Extracted entries >>
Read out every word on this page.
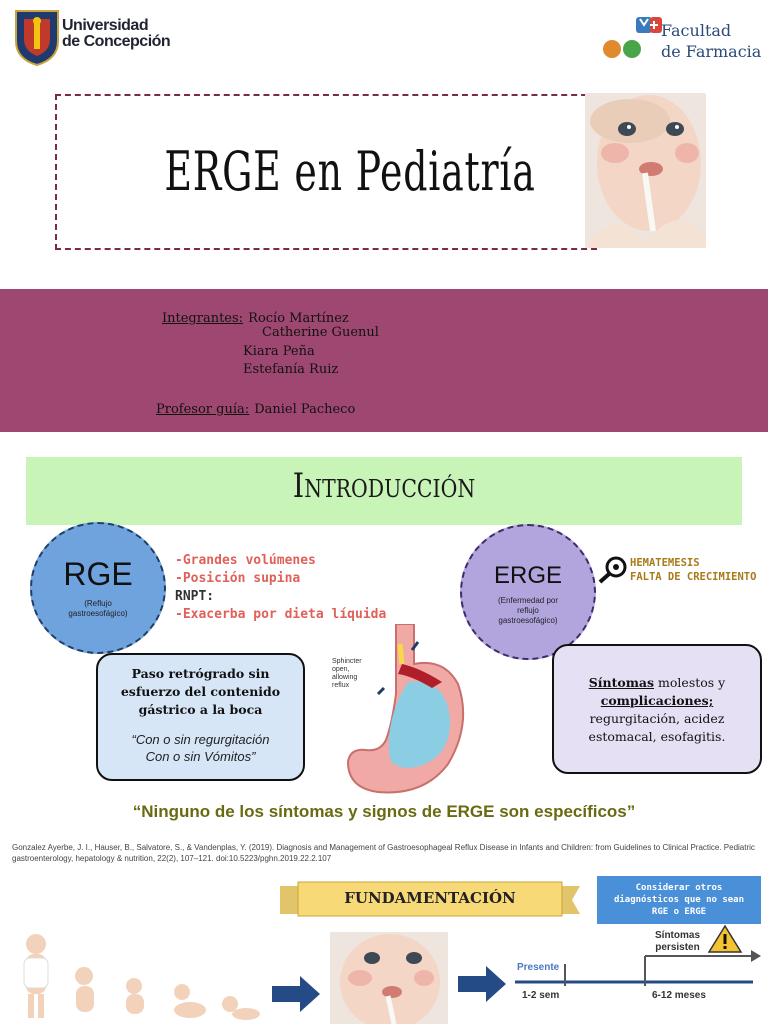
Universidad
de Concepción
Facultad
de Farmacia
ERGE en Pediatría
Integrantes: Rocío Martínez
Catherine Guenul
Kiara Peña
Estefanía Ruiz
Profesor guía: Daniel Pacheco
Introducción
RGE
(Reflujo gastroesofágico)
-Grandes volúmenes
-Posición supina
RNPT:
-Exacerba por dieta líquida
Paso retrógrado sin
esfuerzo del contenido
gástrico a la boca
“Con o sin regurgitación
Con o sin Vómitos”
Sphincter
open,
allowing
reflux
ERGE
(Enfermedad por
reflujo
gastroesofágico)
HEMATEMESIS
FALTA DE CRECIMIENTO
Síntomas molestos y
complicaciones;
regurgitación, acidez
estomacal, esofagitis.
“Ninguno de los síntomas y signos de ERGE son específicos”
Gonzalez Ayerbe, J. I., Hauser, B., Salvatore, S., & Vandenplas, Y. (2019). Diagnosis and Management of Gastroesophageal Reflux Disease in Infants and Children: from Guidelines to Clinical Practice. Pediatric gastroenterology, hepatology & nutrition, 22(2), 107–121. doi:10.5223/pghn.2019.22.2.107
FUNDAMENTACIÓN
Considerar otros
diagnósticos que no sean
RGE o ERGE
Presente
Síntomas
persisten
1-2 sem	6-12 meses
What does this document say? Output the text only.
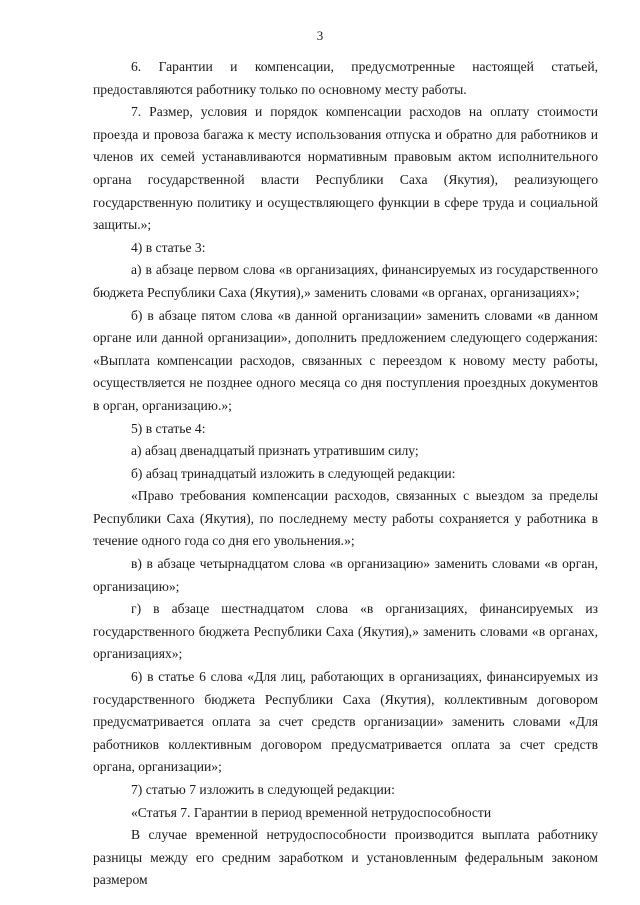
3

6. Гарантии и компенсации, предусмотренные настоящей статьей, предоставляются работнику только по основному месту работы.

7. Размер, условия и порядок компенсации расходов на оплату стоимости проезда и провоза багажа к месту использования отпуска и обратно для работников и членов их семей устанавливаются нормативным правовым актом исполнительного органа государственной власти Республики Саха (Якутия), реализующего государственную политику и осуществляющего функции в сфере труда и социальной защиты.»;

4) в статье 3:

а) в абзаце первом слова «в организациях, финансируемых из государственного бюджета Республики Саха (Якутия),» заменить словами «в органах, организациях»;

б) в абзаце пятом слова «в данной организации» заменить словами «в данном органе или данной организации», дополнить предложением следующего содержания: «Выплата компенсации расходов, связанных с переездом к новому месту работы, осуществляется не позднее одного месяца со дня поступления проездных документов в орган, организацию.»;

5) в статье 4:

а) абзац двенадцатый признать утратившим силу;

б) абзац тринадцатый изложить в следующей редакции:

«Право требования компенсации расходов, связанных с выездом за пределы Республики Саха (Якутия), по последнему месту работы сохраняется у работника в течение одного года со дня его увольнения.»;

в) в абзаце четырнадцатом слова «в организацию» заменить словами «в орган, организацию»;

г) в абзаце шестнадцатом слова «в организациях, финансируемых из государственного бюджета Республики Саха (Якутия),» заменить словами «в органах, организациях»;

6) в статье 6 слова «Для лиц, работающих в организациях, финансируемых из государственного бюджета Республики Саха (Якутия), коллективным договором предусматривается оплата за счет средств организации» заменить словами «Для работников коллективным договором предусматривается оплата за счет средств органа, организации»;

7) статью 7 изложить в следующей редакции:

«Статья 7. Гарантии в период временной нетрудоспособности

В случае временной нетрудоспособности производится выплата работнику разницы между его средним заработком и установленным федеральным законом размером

Task to complete >> The pictures in the entries should be left out; output everything else exactly.

Reply to the task >>
Read out every word on this page.
Universidad
de Concepción
Facultad
de Farmacia
ERGE en Pediatría
Integrantes: Rocío Martínez
Catherine Guenul
Kiara Peña
Estefanía Ruiz
Profesor guía: Daniel Pacheco
Introducción
RGE
(Reflujo gastroesofágico)
-Grandes volúmenes
-Posición supina
RNPT:
-Exacerba por dieta líquida
Paso retrógrado sin
esfuerzo del contenido
gástrico a la boca
“Con o sin regurgitación
Con o sin Vómitos”
Sphincter
open,
allowing
reflux
ERGE
(Enfermedad por
reflujo
gastroesofágico)
HEMATEMESIS
FALTA DE CRECIMIENTO
Síntomas molestos y
complicaciones;
regurgitación, acidez
estomacal, esofagitis.
“Ninguno de los síntomas y signos de ERGE son específicos”
Gonzalez Ayerbe, J. I., Hauser, B., Salvatore, S., & Vandenplas, Y. (2019). Diagnosis and Management of Gastroesophageal Reflux Disease in Infants and Children: from Guidelines to Clinical Practice. Pediatric gastroenterology, hepatology & nutrition, 22(2), 107–121. doi:10.5223/pghn.2019.22.2.107
FUNDAMENTACIÓN
Considerar otros
diagnósticos que no sean
RGE o ERGE
Presente
Síntomas
persisten
1-2 sem	6-12 meses
What does this document say? Output the text only.
3

6. Гарантии и компенсации, предусмотренные настоящей статьей, предоставляются работнику только по основному месту работы.

7. Размер, условия и порядок компенсации расходов на оплату стоимости проезда и провоза багажа к месту использования отпуска и обратно для работников и членов их семей устанавливаются нормативным правовым актом исполнительного органа государственной власти Республики Саха (Якутия), реализующего государственную политику и осуществляющего функции в сфере труда и социальной защиты.»;

4) в статье 3:

а) в абзаце первом слова «в организациях, финансируемых из государственного бюджета Республики Саха (Якутия),» заменить словами «в органах, организациях»;

б) в абзаце пятом слова «в данной организации» заменить словами «в данном органе или данной организации», дополнить предложением следующего содержания: «Выплата компенсации расходов, связанных с переездом к новому месту работы, осуществляется не позднее одного месяца со дня поступления проездных документов в орган, организацию.»;

5) в статье 4:

а) абзац двенадцатый признать утратившим силу;

б) абзац тринадцатый изложить в следующей редакции:

«Право требования компенсации расходов, связанных с выездом за пределы Республики Саха (Якутия), по последнему месту работы сохраняется у работника в течение одного года со дня его увольнения.»;

в) в абзаце четырнадцатом слова «в организацию» заменить словами «в орган, организацию»;

г) в абзаце шестнадцатом слова «в организациях, финансируемых из государственного бюджета Республики Саха (Якутия),» заменить словами «в органах, организациях»;

6) в статье 6 слова «Для лиц, работающих в организациях, финансируемых из государственного бюджета Республики Саха (Якутия), коллективным договором предусматривается оплата за счет средств организации» заменить словами «Для работников коллективным договором предусматривается оплата за счет средств органа, организации»;

7) статью 7 изложить в следующей редакции:

«Статья 7. Гарантии в период временной нетрудоспособности

В случае временной нетрудоспособности производится выплата работнику разницы между его средним заработком и установленным федеральным законом размером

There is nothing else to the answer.